Data records
──────

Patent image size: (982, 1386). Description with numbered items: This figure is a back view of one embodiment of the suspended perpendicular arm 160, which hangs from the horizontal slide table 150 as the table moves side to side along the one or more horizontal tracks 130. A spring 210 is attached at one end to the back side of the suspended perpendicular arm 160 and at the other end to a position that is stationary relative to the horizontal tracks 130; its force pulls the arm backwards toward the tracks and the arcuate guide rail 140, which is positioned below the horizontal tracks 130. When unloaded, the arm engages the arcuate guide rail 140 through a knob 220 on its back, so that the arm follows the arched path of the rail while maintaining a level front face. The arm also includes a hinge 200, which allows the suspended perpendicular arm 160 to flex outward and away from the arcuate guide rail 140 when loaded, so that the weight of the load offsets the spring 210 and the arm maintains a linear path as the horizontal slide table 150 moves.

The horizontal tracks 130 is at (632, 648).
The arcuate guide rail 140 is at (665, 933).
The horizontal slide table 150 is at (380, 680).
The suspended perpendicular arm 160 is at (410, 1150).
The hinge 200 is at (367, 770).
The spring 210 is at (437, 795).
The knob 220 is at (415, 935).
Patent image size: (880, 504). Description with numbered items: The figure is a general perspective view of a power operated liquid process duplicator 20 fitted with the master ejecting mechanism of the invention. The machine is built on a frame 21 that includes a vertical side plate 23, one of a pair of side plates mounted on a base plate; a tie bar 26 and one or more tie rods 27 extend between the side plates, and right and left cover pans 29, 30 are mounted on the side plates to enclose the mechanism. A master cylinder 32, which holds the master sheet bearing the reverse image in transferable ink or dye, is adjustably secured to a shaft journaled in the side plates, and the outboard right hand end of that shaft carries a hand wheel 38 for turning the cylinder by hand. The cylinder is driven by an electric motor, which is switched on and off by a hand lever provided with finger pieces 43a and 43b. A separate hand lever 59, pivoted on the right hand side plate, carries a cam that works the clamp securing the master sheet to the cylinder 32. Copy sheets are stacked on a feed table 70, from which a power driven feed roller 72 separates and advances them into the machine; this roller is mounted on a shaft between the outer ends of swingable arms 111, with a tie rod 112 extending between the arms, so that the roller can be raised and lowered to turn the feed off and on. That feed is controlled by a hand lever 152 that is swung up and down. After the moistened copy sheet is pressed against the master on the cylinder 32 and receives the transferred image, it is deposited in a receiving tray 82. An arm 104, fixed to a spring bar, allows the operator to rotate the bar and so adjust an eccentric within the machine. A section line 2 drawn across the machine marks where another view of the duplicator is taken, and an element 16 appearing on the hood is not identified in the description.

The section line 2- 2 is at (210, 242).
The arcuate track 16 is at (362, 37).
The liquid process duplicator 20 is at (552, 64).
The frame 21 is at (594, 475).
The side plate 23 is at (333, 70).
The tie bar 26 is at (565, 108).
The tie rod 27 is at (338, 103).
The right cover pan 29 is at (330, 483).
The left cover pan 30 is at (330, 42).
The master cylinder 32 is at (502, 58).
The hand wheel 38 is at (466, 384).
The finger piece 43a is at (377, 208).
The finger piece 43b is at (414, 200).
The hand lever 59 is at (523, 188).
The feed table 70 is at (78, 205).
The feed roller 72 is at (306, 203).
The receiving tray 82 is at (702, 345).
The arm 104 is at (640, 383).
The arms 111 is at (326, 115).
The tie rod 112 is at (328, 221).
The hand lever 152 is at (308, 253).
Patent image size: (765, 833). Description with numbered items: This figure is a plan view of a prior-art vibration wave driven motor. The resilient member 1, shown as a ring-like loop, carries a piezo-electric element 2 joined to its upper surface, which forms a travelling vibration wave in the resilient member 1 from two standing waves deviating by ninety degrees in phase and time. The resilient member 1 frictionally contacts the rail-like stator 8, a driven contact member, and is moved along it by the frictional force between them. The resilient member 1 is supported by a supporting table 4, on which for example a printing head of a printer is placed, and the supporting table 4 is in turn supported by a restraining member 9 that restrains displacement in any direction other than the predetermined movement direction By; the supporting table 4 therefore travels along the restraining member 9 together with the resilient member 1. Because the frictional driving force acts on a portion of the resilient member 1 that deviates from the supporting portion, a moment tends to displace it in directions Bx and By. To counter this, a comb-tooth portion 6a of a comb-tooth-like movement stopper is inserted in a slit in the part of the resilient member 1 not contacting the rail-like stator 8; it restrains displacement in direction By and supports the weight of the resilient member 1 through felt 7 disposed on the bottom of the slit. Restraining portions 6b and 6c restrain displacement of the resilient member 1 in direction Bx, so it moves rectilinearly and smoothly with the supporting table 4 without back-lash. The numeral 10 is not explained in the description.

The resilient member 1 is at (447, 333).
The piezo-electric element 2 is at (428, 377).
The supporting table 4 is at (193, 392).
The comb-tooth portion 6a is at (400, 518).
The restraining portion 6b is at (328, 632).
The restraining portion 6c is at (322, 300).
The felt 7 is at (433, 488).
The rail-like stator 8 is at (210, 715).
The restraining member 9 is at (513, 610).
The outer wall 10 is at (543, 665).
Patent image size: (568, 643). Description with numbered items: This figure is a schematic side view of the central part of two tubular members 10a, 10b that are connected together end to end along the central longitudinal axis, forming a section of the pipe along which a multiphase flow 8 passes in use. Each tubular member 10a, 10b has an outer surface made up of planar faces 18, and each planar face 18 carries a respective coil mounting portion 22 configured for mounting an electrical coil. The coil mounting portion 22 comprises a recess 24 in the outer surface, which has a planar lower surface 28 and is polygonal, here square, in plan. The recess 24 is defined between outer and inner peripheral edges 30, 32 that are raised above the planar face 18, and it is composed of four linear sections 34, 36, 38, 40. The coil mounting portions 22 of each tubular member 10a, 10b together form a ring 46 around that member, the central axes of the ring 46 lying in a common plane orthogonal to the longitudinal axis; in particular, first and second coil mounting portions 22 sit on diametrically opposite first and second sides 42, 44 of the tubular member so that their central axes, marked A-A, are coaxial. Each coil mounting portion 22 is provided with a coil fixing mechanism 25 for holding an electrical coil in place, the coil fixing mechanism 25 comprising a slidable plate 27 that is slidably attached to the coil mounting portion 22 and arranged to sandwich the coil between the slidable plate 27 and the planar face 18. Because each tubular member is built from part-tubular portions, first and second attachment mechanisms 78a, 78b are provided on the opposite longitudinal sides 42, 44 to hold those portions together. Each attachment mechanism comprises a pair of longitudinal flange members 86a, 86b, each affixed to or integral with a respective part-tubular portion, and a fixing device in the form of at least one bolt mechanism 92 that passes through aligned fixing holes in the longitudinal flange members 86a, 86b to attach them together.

──────

Problem description: Render the stretch from the start of the records through the line containing "The suspended perpendicular arm 160 is" as a numbered list, leaving out blank lines.

Output for this exercise:
1. Patent image size: (982, 1386). Description with numbered items: This figure is a back view of one embodiment of the suspended perpendicular arm 160, which hangs from the horizontal slide table 150 as the table moves side to side along the one or more horizontal tracks 130. A spring 210 is attached at one end to the back side of the suspended perpendicular arm 160 and at the other end to a position that is stationary relative to the horizontal tracks 130; its force pulls the arm backwards toward the tracks and the arcuate guide rail 140, which is positioned below the horizontal tracks 130. When unloaded, the arm engages the arcuate guide rail 140 through a knob 220 on its back, so that the arm follows the arched path of the rail while maintaining a level front face. The arm also includes a hinge 200, which allows the suspended perpendicular arm 160 to flex outward and away from the arcuate guide rail 140 when loaded, so that the weight of the load offsets the spring 210 and the arm maintains a linear path as the horizontal slide table 150 moves.
2. The horizontal tracks 130 is at (632, 648).
3. The arcuate guide rail 140 is at (665, 933).
4. The horizontal slide table 150 is at (380, 680).
5. The suspended perpendicular arm 160 is at (410, 1150).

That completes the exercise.